> [EXERCISE TASK]:
Gather from the listing below each line that includes the word "outline", and copy it.

> [RECORDS FOR THIS EXERCISE]:
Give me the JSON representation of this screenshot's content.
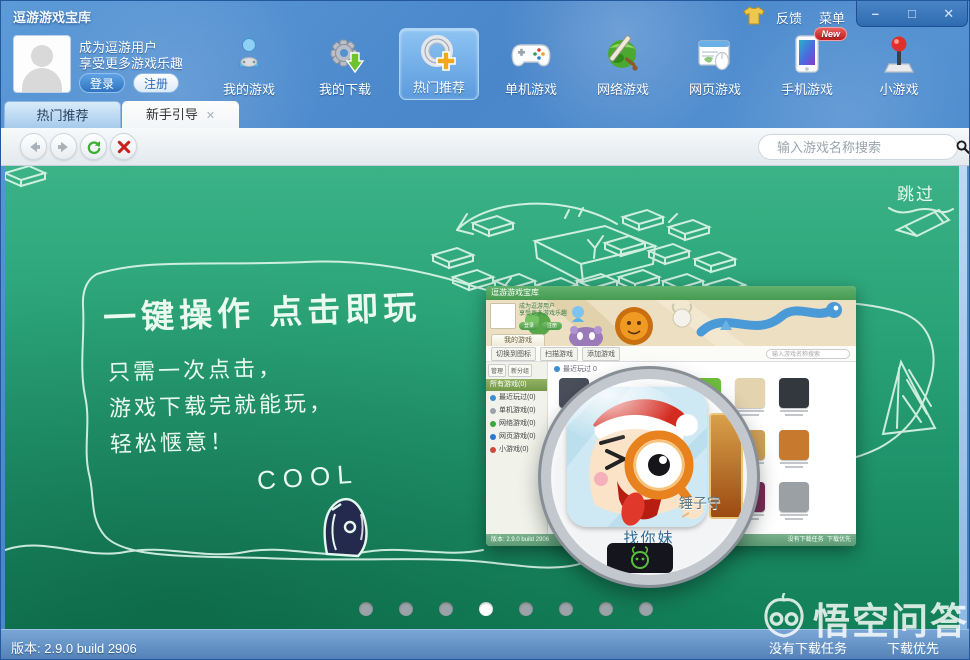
{
  "colors": {
    "accent_blue": "#4583c6",
    "stage_green": "#2aa378",
    "chalk": "#eafaf1",
    "active_tab_bg": "#f6f8f9",
    "status_blue": "#517fb5",
    "badge_red": "#c01818"
  },
  "window": {
    "title": "逗游游戏宝库",
    "feedback": "反馈",
    "menu": "菜单",
    "minimize": "–",
    "maximize": "□",
    "close": "✕"
  },
  "user_panel": {
    "line1": "成为逗游用户",
    "line2": "享受更多游戏乐趣",
    "login": "登录",
    "register": "注册"
  },
  "nav": {
    "items": [
      {
        "label": "我的游戏"
      },
      {
        "label": "我的下载"
      },
      {
        "label": "热门推荐",
        "active": true
      },
      {
        "label": "单机游戏"
      },
      {
        "label": "网络游戏"
      },
      {
        "label": "网页游戏"
      },
      {
        "label": "手机游戏",
        "badge": "New"
      },
      {
        "label": "小游戏"
      }
    ]
  },
  "tabs": [
    {
      "label": "热门推荐",
      "active": false
    },
    {
      "label": "新手引导",
      "active": true,
      "close": "✕"
    }
  ],
  "toolbar": {
    "search_placeholder": "输入游戏名称搜索"
  },
  "guide": {
    "skip": "跳过",
    "headline": "一键操作 点击即玩",
    "lines": [
      "只需一次点击，",
      "游戏下载完就能玩，",
      "轻松惬意！"
    ],
    "cool": "COOL",
    "magnified_game": "找你妹",
    "partial_game_label": "锤子守",
    "dots_total": 8,
    "dots_active_index": 3
  },
  "mini_app": {
    "title": "逗游游戏宝库",
    "user_line1": "成为逗游用户",
    "user_line2": "享受更多游戏乐趣",
    "login": "登录",
    "register": "注册",
    "tab": "我的游戏",
    "toolbar": [
      "切换到图标",
      "扫描游戏",
      "添加游戏"
    ],
    "search_placeholder": "输入游戏名称搜索",
    "sidebar_buttons": [
      "管理",
      "新分组"
    ],
    "sidebar_group": "所有游戏(0)",
    "sidebar_items": [
      "最近玩过(0)",
      "单机游戏(0)",
      "网络游戏(0)",
      "网页游戏(0)",
      "小游戏(0)"
    ],
    "sidebar_icon_colors": [
      "#3a8fd0",
      "#9aa2aa",
      "#3aa83a",
      "#2a7ad0",
      "#d04a3a"
    ],
    "section_header": "最近玩过 0",
    "game_icon_rows": [
      [
        "#4a4f5c",
        "#9e3b22",
        "#d8821f",
        "#6fbf3f",
        "#e3d3ae",
        "#33383f",
        "#8e1d12"
      ],
      [
        "#223c68",
        "#d8d0bf",
        "#cfe9f4",
        "#b35a1a",
        "#cfa05a",
        "#c77a2e",
        "#d8c9a8"
      ],
      [
        "#e0d8c8",
        "#b0b6ba",
        "#2a2a32",
        "#6abf4a",
        "#7a2e5a",
        "#9aa0a4",
        "#d0d0d0"
      ]
    ],
    "status_left": "版本: 2.9.0 build 2906",
    "status_right1": "没有下载任务",
    "status_right2": "下载优先"
  },
  "statusbar": {
    "version": "版本: 2.9.0 build 2906",
    "no_tasks": "没有下载任务",
    "priority": "下载优先"
  },
  "watermark": "悟空问答"
}
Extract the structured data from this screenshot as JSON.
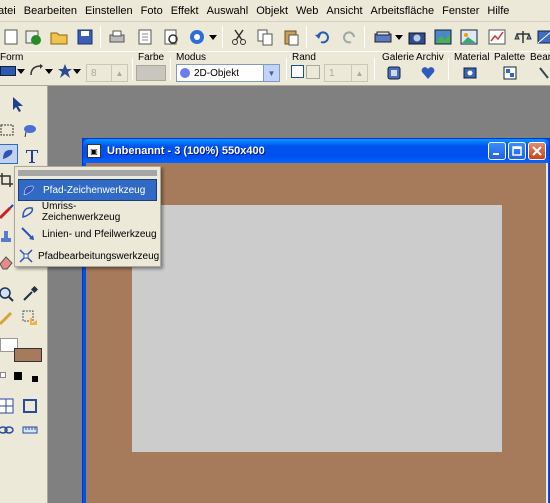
{
  "menu": [
    "atei",
    "Bearbeiten",
    "Einstellen",
    "Foto",
    "Effekt",
    "Auswahl",
    "Objekt",
    "Web",
    "Ansicht",
    "Arbeitsfläche",
    "Fenster",
    "Hilfe"
  ],
  "toolbar2": {
    "form_label": "Form",
    "farbe_label": "Farbe",
    "modus_label": "Modus",
    "modus_value": "2D-Objekt",
    "rand_label": "Rand",
    "width_value": "8",
    "rand_value": "1",
    "galerie_label": "Galerie",
    "archiv_label": "Archiv",
    "material_label": "Material",
    "palette_label": "Palette",
    "bearb_label": "Bearb"
  },
  "document": {
    "title": "Unbenannt - 3 (100%) 550x400",
    "canvas_color": "#a67b5b",
    "inner_color": "#cccccc"
  },
  "flyout": {
    "items": [
      {
        "label": "Pfad-Zeichenwerkzeug",
        "icon": "path-draw-icon"
      },
      {
        "label": "Umriss- Zeichenwerkzeug",
        "icon": "outline-draw-icon"
      },
      {
        "label": "Linien- und Pfeilwerkzeug",
        "icon": "line-arrow-icon"
      },
      {
        "label": "Pfadbearbeitungswerkzeug",
        "icon": "path-edit-icon"
      }
    ]
  },
  "colors": {
    "accent": "#316ac5",
    "foreground_swatch": "#ffffff",
    "background_swatch": "#a67b5b"
  }
}
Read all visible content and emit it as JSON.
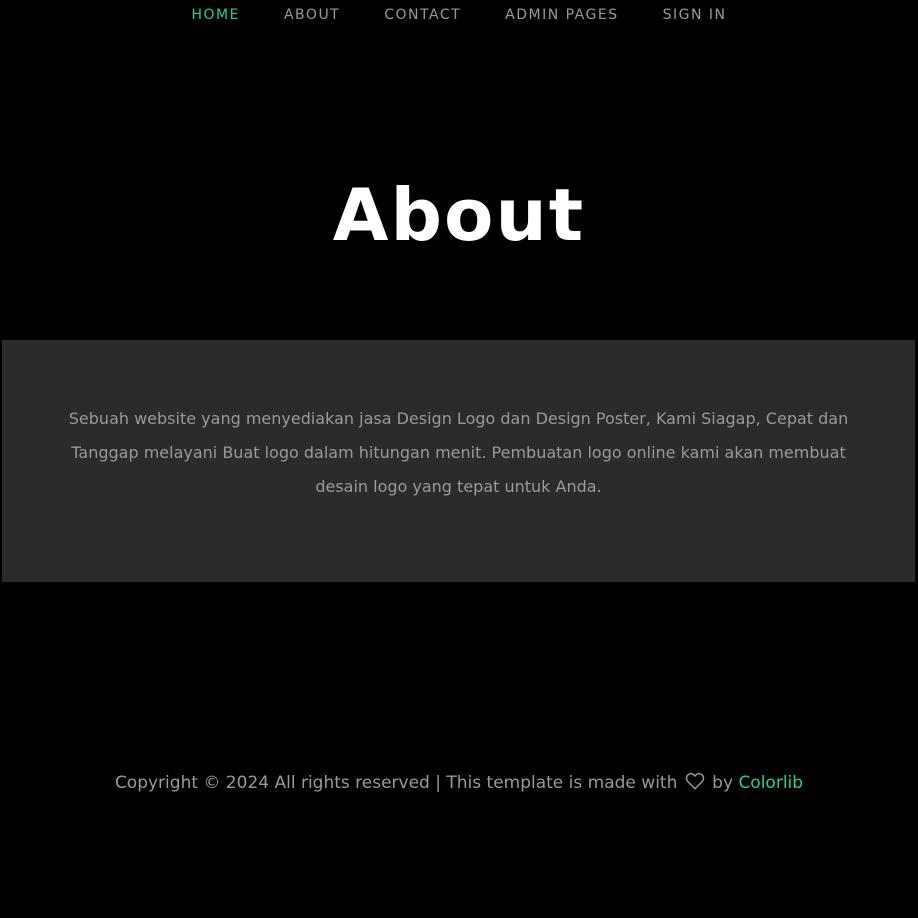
{
  "nav": {
    "items": [
      {
        "label": "HOME",
        "active": true
      },
      {
        "label": "ABOUT",
        "active": false
      },
      {
        "label": "CONTACT",
        "active": false
      },
      {
        "label": "ADMIN PAGES",
        "active": false
      },
      {
        "label": "SIGN IN",
        "active": false
      }
    ]
  },
  "hero": {
    "title": "About"
  },
  "about": {
    "text": "Sebuah website yang menyediakan jasa Design Logo dan Design Poster, Kami Siagap, Cepat dan Tanggap melayani Buat logo dalam hitungan menit. Pembuatan logo online kami akan membuat desain logo yang tepat untuk Anda."
  },
  "footer": {
    "prefix": "Copyright © 2024 All rights reserved | This template is made with",
    "heart_icon": "heart-outline-icon",
    "by": "by",
    "brand": "Colorlib"
  },
  "colors": {
    "background": "#000000",
    "panel": "#2b2b2b",
    "accent": "#2ecc8f",
    "muted_text": "#9a9a9a",
    "title": "#ffffff"
  }
}
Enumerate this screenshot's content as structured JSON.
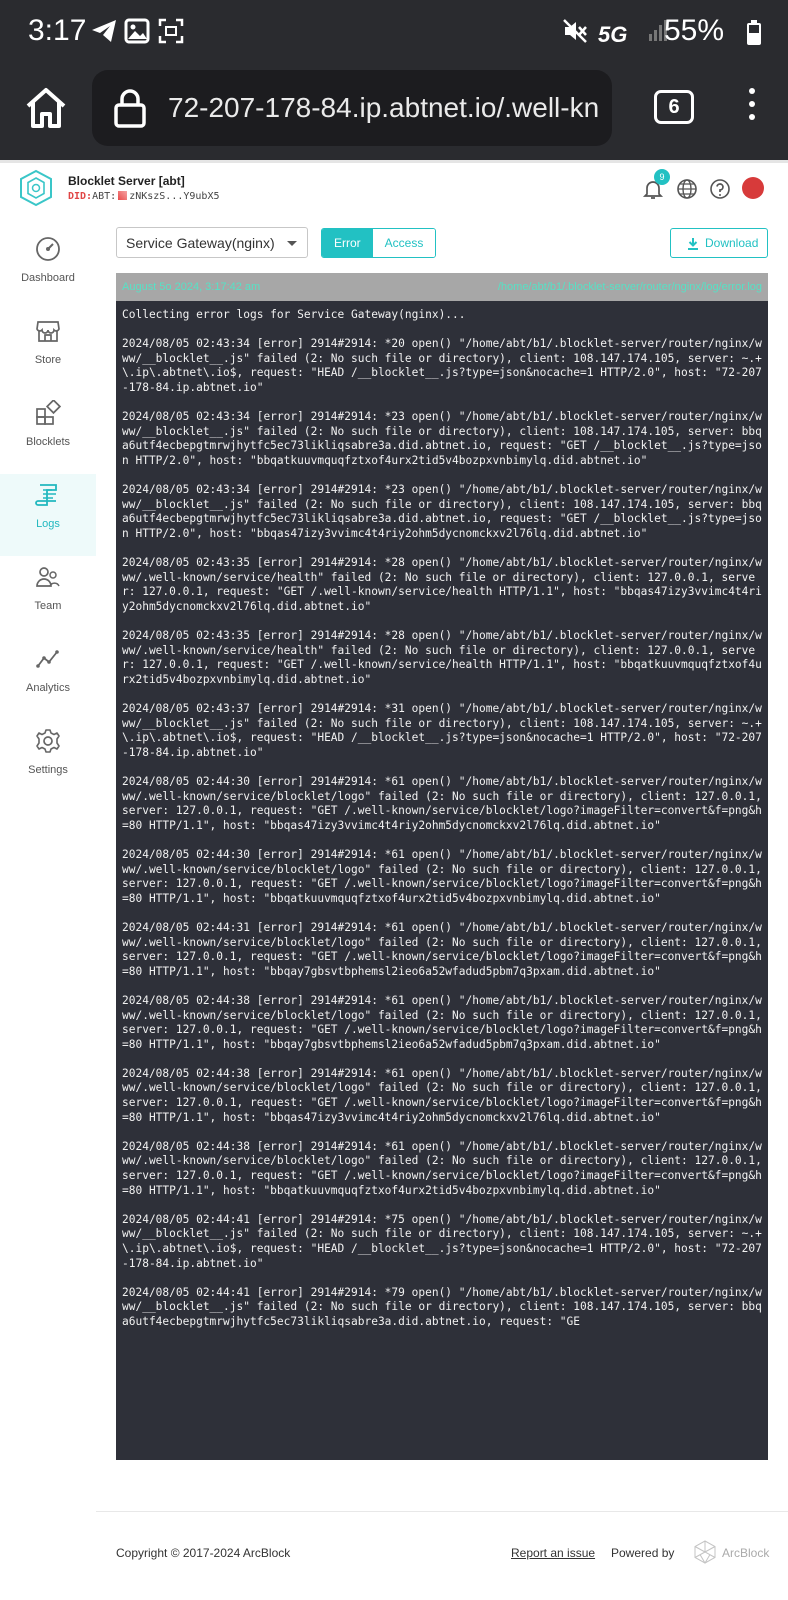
{
  "status_bar": {
    "time": "3:17",
    "network": "5G",
    "battery": "55%"
  },
  "browser": {
    "url": "72-207-178-84.ip.abtnet.io/.well-kn",
    "tab_count": "6"
  },
  "header": {
    "title": "Blocklet Server [abt]",
    "did_prefix": "DID:",
    "did_type": "ABT:",
    "did_value": "zNKszS...Y9ubX5",
    "notification_count": "9"
  },
  "sidebar": {
    "items": [
      {
        "label": "Dashboard",
        "icon": "dashboard-icon"
      },
      {
        "label": "Store",
        "icon": "store-icon"
      },
      {
        "label": "Blocklets",
        "icon": "blocklets-icon"
      },
      {
        "label": "Logs",
        "icon": "logs-icon",
        "active": true
      },
      {
        "label": "Team",
        "icon": "team-icon"
      },
      {
        "label": "Analytics",
        "icon": "analytics-icon"
      },
      {
        "label": "Settings",
        "icon": "settings-icon"
      }
    ]
  },
  "toolbar": {
    "gateway_select": "Service Gateway(nginx)",
    "error_label": "Error",
    "access_label": "Access",
    "download_label": "Download"
  },
  "log": {
    "date": "August 5o 2024, 3:17:42 am",
    "path": "/home/abt/b1/.blocklet-server/router/nginx/log/error.log",
    "intro": "Collecting error logs for Service Gateway(nginx)...",
    "entries": [
      "2024/08/05 02:43:34 [error] 2914#2914: *20 open() \"/home/abt/b1/.blocklet-server/router/nginx/www/__blocklet__.js\" failed (2: No such file or directory), client: 108.147.174.105, server: ~.+\\.ip\\.abtnet\\.io$, request: \"HEAD /__blocklet__.js?type=json&nocache=1 HTTP/2.0\", host: \"72-207-178-84.ip.abtnet.io\"",
      "2024/08/05 02:43:34 [error] 2914#2914: *23 open() \"/home/abt/b1/.blocklet-server/router/nginx/www/__blocklet__.js\" failed (2: No such file or directory), client: 108.147.174.105, server: bbqa6utf4ecbepgtmrwjhytfc5ec73likliqsabre3a.did.abtnet.io, request: \"GET /__blocklet__.js?type=json HTTP/2.0\", host: \"bbqatkuuvmquqfztxof4urx2tid5v4bozpxvnbimylq.did.abtnet.io\"",
      "2024/08/05 02:43:34 [error] 2914#2914: *23 open() \"/home/abt/b1/.blocklet-server/router/nginx/www/__blocklet__.js\" failed (2: No such file or directory), client: 108.147.174.105, server: bbqa6utf4ecbepgtmrwjhytfc5ec73likliqsabre3a.did.abtnet.io, request: \"GET /__blocklet__.js?type=json HTTP/2.0\", host: \"bbqas47izy3vvimc4t4riy2ohm5dycnomckxv2l76lq.did.abtnet.io\"",
      "2024/08/05 02:43:35 [error] 2914#2914: *28 open() \"/home/abt/b1/.blocklet-server/router/nginx/www/.well-known/service/health\" failed (2: No such file or directory), client: 127.0.0.1, server: 127.0.0.1, request: \"GET /.well-known/service/health HTTP/1.1\", host: \"bbqas47izy3vvimc4t4riy2ohm5dycnomckxv2l76lq.did.abtnet.io\"",
      "2024/08/05 02:43:35 [error] 2914#2914: *28 open() \"/home/abt/b1/.blocklet-server/router/nginx/www/.well-known/service/health\" failed (2: No such file or directory), client: 127.0.0.1, server: 127.0.0.1, request: \"GET /.well-known/service/health HTTP/1.1\", host: \"bbqatkuuvmquqfztxof4urx2tid5v4bozpxvnbimylq.did.abtnet.io\"",
      "2024/08/05 02:43:37 [error] 2914#2914: *31 open() \"/home/abt/b1/.blocklet-server/router/nginx/www/__blocklet__.js\" failed (2: No such file or directory), client: 108.147.174.105, server: ~.+\\.ip\\.abtnet\\.io$, request: \"HEAD /__blocklet__.js?type=json&nocache=1 HTTP/2.0\", host: \"72-207-178-84.ip.abtnet.io\"",
      "2024/08/05 02:44:30 [error] 2914#2914: *61 open() \"/home/abt/b1/.blocklet-server/router/nginx/www/.well-known/service/blocklet/logo\" failed (2: No such file or directory), client: 127.0.0.1, server: 127.0.0.1, request: \"GET /.well-known/service/blocklet/logo?imageFilter=convert&f=png&h=80 HTTP/1.1\", host: \"bbqas47izy3vvimc4t4riy2ohm5dycnomckxv2l76lq.did.abtnet.io\"",
      "2024/08/05 02:44:30 [error] 2914#2914: *61 open() \"/home/abt/b1/.blocklet-server/router/nginx/www/.well-known/service/blocklet/logo\" failed (2: No such file or directory), client: 127.0.0.1, server: 127.0.0.1, request: \"GET /.well-known/service/blocklet/logo?imageFilter=convert&f=png&h=80 HTTP/1.1\", host: \"bbqatkuuvmquqfztxof4urx2tid5v4bozpxvnbimylq.did.abtnet.io\"",
      "2024/08/05 02:44:31 [error] 2914#2914: *61 open() \"/home/abt/b1/.blocklet-server/router/nginx/www/.well-known/service/blocklet/logo\" failed (2: No such file or directory), client: 127.0.0.1, server: 127.0.0.1, request: \"GET /.well-known/service/blocklet/logo?imageFilter=convert&f=png&h=80 HTTP/1.1\", host: \"bbqay7gbsvtbphemsl2ieo6a52wfadud5pbm7q3pxam.did.abtnet.io\"",
      "2024/08/05 02:44:38 [error] 2914#2914: *61 open() \"/home/abt/b1/.blocklet-server/router/nginx/www/.well-known/service/blocklet/logo\" failed (2: No such file or directory), client: 127.0.0.1, server: 127.0.0.1, request: \"GET /.well-known/service/blocklet/logo?imageFilter=convert&f=png&h=80 HTTP/1.1\", host: \"bbqay7gbsvtbphemsl2ieo6a52wfadud5pbm7q3pxam.did.abtnet.io\"",
      "2024/08/05 02:44:38 [error] 2914#2914: *61 open() \"/home/abt/b1/.blocklet-server/router/nginx/www/.well-known/service/blocklet/logo\" failed (2: No such file or directory), client: 127.0.0.1, server: 127.0.0.1, request: \"GET /.well-known/service/blocklet/logo?imageFilter=convert&f=png&h=80 HTTP/1.1\", host: \"bbqas47izy3vvimc4t4riy2ohm5dycnomckxv2l76lq.did.abtnet.io\"",
      "2024/08/05 02:44:38 [error] 2914#2914: *61 open() \"/home/abt/b1/.blocklet-server/router/nginx/www/.well-known/service/blocklet/logo\" failed (2: No such file or directory), client: 127.0.0.1, server: 127.0.0.1, request: \"GET /.well-known/service/blocklet/logo?imageFilter=convert&f=png&h=80 HTTP/1.1\", host: \"bbqatkuuvmquqfztxof4urx2tid5v4bozpxvnbimylq.did.abtnet.io\"",
      "2024/08/05 02:44:41 [error] 2914#2914: *75 open() \"/home/abt/b1/.blocklet-server/router/nginx/www/__blocklet__.js\" failed (2: No such file or directory), client: 108.147.174.105, server: ~.+\\.ip\\.abtnet\\.io$, request: \"HEAD /__blocklet__.js?type=json&nocache=1 HTTP/2.0\", host: \"72-207-178-84.ip.abtnet.io\"",
      "2024/08/05 02:44:41 [error] 2914#2914: *79 open() \"/home/abt/b1/.blocklet-server/router/nginx/www/__blocklet__.js\" failed (2: No such file or directory), client: 108.147.174.105, server: bbqa6utf4ecbepgtmrwjhytfc5ec73likliqsabre3a.did.abtnet.io, request: \"GE"
    ]
  },
  "footer": {
    "copyright": "Copyright © 2017-2024  ArcBlock",
    "report": "Report an issue",
    "powered_by": "Powered by",
    "brand": "ArcBlock"
  }
}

> [EXERCISE OUTPUT]:
        "icon": "outline-draw-icon"
    "heart_icon": "heart-outline-icon",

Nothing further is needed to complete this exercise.